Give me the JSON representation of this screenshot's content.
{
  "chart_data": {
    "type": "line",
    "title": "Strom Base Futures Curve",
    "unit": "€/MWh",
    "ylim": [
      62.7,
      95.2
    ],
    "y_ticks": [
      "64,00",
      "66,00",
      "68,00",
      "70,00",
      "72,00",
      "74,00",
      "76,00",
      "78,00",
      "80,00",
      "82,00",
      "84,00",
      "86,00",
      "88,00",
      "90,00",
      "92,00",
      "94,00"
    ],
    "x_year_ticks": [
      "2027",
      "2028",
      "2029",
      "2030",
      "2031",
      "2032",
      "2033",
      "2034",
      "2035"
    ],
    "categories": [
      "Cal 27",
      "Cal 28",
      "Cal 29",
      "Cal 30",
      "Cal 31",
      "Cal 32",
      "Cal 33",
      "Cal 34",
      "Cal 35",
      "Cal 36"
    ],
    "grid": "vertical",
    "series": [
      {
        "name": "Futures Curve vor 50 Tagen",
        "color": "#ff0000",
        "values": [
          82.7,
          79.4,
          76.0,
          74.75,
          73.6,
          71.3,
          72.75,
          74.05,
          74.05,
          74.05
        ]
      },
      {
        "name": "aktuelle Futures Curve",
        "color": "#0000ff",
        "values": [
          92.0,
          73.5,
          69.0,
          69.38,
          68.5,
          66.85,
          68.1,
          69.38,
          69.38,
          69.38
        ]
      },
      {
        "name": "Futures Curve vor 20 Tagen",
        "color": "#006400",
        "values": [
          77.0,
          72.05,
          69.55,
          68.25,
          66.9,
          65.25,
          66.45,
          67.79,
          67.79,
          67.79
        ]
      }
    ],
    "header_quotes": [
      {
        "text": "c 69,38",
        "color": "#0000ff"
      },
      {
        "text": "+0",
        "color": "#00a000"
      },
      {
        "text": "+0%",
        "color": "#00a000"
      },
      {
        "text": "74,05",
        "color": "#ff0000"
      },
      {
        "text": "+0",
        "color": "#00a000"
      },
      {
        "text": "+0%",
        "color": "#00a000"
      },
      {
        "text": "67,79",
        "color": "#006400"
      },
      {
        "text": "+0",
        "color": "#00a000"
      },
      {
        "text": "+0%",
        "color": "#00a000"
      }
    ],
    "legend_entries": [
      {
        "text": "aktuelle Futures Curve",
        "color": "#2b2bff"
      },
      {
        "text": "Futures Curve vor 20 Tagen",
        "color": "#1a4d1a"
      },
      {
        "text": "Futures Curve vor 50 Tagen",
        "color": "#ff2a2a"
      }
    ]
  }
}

==

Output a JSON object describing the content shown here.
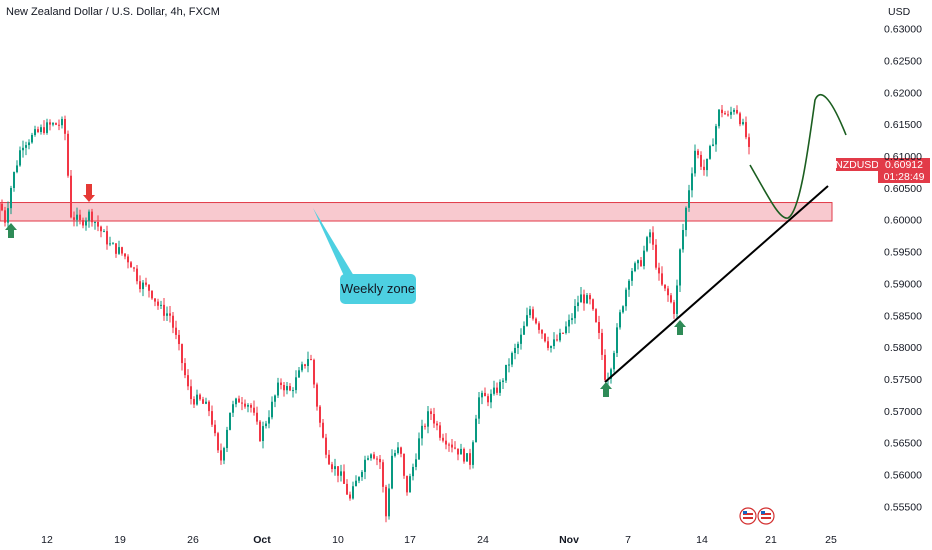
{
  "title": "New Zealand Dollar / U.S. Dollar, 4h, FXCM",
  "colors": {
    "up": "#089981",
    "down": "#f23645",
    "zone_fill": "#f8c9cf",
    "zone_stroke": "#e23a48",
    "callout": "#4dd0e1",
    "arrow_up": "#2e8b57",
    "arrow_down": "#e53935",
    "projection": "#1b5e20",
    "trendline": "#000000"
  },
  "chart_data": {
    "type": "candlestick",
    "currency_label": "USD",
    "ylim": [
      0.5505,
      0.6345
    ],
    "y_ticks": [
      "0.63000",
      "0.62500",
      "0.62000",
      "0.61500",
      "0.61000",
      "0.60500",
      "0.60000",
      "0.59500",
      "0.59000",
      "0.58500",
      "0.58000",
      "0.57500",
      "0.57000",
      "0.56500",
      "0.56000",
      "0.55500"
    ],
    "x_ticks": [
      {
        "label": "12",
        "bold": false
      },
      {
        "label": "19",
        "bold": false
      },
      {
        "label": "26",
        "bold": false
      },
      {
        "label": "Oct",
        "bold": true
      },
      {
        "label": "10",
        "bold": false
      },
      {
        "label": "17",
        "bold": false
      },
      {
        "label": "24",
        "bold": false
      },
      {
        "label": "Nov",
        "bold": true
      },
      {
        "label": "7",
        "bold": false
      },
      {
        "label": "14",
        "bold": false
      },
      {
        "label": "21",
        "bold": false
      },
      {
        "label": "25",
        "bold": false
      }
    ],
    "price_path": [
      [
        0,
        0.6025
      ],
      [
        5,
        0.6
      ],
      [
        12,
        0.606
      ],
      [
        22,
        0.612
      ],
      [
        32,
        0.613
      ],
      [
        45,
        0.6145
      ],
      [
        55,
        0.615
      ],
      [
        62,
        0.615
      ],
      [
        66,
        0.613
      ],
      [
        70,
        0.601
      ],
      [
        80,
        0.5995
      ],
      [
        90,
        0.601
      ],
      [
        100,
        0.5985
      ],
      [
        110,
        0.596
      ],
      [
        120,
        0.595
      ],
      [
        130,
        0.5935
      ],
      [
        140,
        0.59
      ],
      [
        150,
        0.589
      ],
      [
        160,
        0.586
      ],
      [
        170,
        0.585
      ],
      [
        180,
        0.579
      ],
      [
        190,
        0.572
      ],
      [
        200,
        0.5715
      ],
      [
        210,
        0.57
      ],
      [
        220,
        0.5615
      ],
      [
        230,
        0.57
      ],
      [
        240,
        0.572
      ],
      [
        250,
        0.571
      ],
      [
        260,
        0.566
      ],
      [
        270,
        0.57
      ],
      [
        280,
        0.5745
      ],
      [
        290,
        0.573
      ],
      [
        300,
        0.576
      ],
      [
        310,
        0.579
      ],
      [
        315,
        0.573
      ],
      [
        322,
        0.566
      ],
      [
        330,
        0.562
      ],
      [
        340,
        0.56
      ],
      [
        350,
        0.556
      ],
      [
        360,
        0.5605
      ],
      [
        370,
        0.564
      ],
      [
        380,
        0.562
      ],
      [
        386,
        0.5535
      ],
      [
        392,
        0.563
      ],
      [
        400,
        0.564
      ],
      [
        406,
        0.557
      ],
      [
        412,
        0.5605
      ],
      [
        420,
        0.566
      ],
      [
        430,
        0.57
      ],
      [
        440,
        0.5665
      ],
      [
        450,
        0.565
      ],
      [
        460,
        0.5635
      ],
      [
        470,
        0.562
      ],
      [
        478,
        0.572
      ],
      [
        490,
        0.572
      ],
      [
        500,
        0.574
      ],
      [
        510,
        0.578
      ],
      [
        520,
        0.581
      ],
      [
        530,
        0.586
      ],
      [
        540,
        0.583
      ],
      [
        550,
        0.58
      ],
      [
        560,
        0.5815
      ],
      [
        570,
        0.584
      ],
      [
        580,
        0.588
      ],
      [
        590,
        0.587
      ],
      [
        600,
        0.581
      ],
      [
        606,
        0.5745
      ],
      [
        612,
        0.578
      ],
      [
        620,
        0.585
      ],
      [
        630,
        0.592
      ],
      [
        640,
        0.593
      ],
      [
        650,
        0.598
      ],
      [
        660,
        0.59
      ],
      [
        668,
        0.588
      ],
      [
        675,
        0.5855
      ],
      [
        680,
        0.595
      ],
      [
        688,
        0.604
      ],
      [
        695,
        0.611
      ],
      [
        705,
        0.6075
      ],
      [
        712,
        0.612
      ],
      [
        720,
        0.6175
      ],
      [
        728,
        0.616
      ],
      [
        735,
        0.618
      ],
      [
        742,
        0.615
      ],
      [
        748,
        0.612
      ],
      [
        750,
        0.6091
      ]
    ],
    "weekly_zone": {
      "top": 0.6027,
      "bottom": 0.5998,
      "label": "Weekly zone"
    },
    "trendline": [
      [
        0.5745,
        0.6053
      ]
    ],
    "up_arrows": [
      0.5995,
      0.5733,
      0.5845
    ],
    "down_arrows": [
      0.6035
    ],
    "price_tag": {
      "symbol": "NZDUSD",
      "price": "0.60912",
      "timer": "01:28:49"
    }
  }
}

Stated exercise:
Select every line of the records holding the string "aktuelle".

Exercise result:
        "name": "aktuelle Futures Curve",
        "text": "aktuelle Futures Curve",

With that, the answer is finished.